··· Provided records ···
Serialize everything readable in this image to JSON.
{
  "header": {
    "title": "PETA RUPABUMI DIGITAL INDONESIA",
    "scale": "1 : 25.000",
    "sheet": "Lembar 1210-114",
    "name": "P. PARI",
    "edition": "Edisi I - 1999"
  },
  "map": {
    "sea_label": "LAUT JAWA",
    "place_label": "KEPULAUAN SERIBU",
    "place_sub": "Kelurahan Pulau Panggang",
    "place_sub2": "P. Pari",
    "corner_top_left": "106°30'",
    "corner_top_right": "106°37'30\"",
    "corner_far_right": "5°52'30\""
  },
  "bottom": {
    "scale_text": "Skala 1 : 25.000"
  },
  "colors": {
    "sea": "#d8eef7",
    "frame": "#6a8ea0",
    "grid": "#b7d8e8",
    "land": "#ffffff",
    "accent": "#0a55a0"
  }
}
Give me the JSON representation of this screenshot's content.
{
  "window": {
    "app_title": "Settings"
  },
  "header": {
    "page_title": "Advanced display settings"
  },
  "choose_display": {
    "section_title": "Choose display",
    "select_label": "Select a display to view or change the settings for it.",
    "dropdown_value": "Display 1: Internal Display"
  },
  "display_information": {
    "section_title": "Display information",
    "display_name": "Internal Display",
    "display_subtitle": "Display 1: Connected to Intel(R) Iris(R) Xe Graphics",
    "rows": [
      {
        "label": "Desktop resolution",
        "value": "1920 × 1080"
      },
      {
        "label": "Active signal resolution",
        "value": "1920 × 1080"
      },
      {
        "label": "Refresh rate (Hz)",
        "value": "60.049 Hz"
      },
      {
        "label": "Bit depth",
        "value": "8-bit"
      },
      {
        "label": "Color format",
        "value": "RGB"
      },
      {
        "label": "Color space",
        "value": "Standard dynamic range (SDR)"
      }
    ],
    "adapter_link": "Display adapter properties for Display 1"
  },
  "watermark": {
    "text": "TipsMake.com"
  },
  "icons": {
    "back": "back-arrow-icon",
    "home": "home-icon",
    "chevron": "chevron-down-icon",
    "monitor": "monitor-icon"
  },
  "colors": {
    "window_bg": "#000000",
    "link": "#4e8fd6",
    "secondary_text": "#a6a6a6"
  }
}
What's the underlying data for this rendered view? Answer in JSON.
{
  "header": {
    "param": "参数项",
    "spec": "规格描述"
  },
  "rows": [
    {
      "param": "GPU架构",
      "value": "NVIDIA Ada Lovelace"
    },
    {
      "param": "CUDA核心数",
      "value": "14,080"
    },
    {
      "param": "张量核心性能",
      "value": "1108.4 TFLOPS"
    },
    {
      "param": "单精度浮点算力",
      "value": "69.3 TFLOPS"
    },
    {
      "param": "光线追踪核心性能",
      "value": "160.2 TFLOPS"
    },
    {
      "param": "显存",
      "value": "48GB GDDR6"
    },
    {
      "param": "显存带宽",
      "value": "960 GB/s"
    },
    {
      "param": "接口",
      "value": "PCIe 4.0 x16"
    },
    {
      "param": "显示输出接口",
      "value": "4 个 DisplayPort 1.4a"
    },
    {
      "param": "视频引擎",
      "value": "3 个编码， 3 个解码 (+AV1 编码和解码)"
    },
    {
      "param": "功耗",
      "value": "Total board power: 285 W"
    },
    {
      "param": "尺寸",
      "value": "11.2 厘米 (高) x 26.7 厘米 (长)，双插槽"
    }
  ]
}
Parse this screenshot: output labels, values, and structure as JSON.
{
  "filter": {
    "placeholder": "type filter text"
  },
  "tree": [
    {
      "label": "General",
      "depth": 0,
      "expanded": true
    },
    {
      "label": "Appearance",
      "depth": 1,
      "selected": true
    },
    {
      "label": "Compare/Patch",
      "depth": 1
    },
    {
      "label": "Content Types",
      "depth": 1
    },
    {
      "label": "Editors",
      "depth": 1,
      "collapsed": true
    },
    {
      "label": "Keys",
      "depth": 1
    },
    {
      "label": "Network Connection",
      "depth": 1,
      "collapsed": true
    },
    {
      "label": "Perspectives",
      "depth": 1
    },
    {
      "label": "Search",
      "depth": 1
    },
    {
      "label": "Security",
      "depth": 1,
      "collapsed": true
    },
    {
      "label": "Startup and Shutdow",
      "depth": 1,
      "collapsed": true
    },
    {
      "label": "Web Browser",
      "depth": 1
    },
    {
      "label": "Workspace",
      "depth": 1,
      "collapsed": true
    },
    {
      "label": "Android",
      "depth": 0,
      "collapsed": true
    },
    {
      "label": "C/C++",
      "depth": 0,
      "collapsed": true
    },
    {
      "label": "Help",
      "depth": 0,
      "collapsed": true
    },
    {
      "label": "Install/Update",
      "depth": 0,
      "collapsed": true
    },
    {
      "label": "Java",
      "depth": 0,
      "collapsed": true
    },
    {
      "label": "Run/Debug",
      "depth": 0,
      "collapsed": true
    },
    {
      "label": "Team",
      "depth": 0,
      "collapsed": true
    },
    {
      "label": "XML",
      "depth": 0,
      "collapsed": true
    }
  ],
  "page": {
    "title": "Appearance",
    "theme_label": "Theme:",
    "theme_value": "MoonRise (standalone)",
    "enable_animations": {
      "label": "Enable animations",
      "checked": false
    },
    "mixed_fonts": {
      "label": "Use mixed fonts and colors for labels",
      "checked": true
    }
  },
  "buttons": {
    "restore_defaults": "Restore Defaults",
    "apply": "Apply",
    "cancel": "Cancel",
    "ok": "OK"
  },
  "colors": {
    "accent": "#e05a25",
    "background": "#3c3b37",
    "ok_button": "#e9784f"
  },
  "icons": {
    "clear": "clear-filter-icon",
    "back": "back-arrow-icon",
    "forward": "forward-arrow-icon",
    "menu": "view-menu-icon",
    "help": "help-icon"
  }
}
···
# Task to carry out:
Write the material out again in its entirety, exactly as shown.

# Reply:
Serialize everything readable in this image to JSON.
{
  "header": {
    "title": "PETA RUPABUMI DIGITAL INDONESIA",
    "scale": "1 : 25.000",
    "sheet": "Lembar 1210-114",
    "name": "P. PARI",
    "edition": "Edisi I - 1999"
  },
  "map": {
    "sea_label": "LAUT JAWA",
    "place_label": "KEPULAUAN SERIBU",
    "place_sub": "Kelurahan Pulau Panggang",
    "place_sub2": "P. Pari",
    "corner_top_left": "106°30'",
    "corner_top_right": "106°37'30\"",
    "corner_far_right": "5°52'30\""
  },
  "bottom": {
    "scale_text": "Skala 1 : 25.000"
  },
  "colors": {
    "sea": "#d8eef7",
    "frame": "#6a8ea0",
    "grid": "#b7d8e8",
    "land": "#ffffff",
    "accent": "#0a55a0"
  }
}
Give me the JSON representation of this screenshot's content.
{
  "window": {
    "app_title": "Settings"
  },
  "header": {
    "page_title": "Advanced display settings"
  },
  "choose_display": {
    "section_title": "Choose display",
    "select_label": "Select a display to view or change the settings for it.",
    "dropdown_value": "Display 1: Internal Display"
  },
  "display_information": {
    "section_title": "Display information",
    "display_name": "Internal Display",
    "display_subtitle": "Display 1: Connected to Intel(R) Iris(R) Xe Graphics",
    "rows": [
      {
        "label": "Desktop resolution",
        "value": "1920 × 1080"
      },
      {
        "label": "Active signal resolution",
        "value": "1920 × 1080"
      },
      {
        "label": "Refresh rate (Hz)",
        "value": "60.049 Hz"
      },
      {
        "label": "Bit depth",
        "value": "8-bit"
      },
      {
        "label": "Color format",
        "value": "RGB"
      },
      {
        "label": "Color space",
        "value": "Standard dynamic range (SDR)"
      }
    ],
    "adapter_link": "Display adapter properties for Display 1"
  },
  "watermark": {
    "text": "TipsMake.com"
  },
  "icons": {
    "back": "back-arrow-icon",
    "home": "home-icon",
    "chevron": "chevron-down-icon",
    "monitor": "monitor-icon"
  },
  "colors": {
    "window_bg": "#000000",
    "link": "#4e8fd6",
    "secondary_text": "#a6a6a6"
  }
}
What's the underlying data for this rendered view? Answer in JSON.
{
  "header": {
    "param": "参数项",
    "spec": "规格描述"
  },
  "rows": [
    {
      "param": "GPU架构",
      "value": "NVIDIA Ada Lovelace"
    },
    {
      "param": "CUDA核心数",
      "value": "14,080"
    },
    {
      "param": "张量核心性能",
      "value": "1108.4 TFLOPS"
    },
    {
      "param": "单精度浮点算力",
      "value": "69.3 TFLOPS"
    },
    {
      "param": "光线追踪核心性能",
      "value": "160.2 TFLOPS"
    },
    {
      "param": "显存",
      "value": "48GB GDDR6"
    },
    {
      "param": "显存带宽",
      "value": "960 GB/s"
    },
    {
      "param": "接口",
      "value": "PCIe 4.0 x16"
    },
    {
      "param": "显示输出接口",
      "value": "4 个 DisplayPort 1.4a"
    },
    {
      "param": "视频引擎",
      "value": "3 个编码， 3 个解码 (+AV1 编码和解码)"
    },
    {
      "param": "功耗",
      "value": "Total board power: 285 W"
    },
    {
      "param": "尺寸",
      "value": "11.2 厘米 (高) x 26.7 厘米 (长)，双插槽"
    }
  ]
}
Parse this screenshot: output labels, values, and structure as JSON.
{
  "filter": {
    "placeholder": "type filter text"
  },
  "tree": [
    {
      "label": "General",
      "depth": 0,
      "expanded": true
    },
    {
      "label": "Appearance",
      "depth": 1,
      "selected": true
    },
    {
      "label": "Compare/Patch",
      "depth": 1
    },
    {
      "label": "Content Types",
      "depth": 1
    },
    {
      "label": "Editors",
      "depth": 1,
      "collapsed": true
    },
    {
      "label": "Keys",
      "depth": 1
    },
    {
      "label": "Network Connection",
      "depth": 1,
      "collapsed": true
    },
    {
      "label": "Perspectives",
      "depth": 1
    },
    {
      "label": "Search",
      "depth": 1
    },
    {
      "label": "Security",
      "depth": 1,
      "collapsed": true
    },
    {
      "label": "Startup and Shutdow",
      "depth": 1,
      "collapsed": true
    },
    {
      "label": "Web Browser",
      "depth": 1
    },
    {
      "label": "Workspace",
      "depth": 1,
      "collapsed": true
    },
    {
      "label": "Android",
      "depth": 0,
      "collapsed": true
    },
    {
      "label": "C/C++",
      "depth": 0,
      "collapsed": true
    },
    {
      "label": "Help",
      "depth": 0,
      "collapsed": true
    },
    {
      "label": "Install/Update",
      "depth": 0,
      "collapsed": true
    },
    {
      "label": "Java",
      "depth": 0,
      "collapsed": true
    },
    {
      "label": "Run/Debug",
      "depth": 0,
      "collapsed": true
    },
    {
      "label": "Team",
      "depth": 0,
      "collapsed": true
    },
    {
      "label": "XML",
      "depth": 0,
      "collapsed": true
    }
  ],
  "page": {
    "title": "Appearance",
    "theme_label": "Theme:",
    "theme_value": "MoonRise (standalone)",
    "enable_animations": {
      "label": "Enable animations",
      "checked": false
    },
    "mixed_fonts": {
      "label": "Use mixed fonts and colors for labels",
      "checked": true
    }
  },
  "buttons": {
    "restore_defaults": "Restore Defaults",
    "apply": "Apply",
    "cancel": "Cancel",
    "ok": "OK"
  },
  "colors": {
    "accent": "#e05a25",
    "background": "#3c3b37",
    "ok_button": "#e9784f"
  },
  "icons": {
    "clear": "clear-filter-icon",
    "back": "back-arrow-icon",
    "forward": "forward-arrow-icon",
    "menu": "view-menu-icon",
    "help": "help-icon"
  }
}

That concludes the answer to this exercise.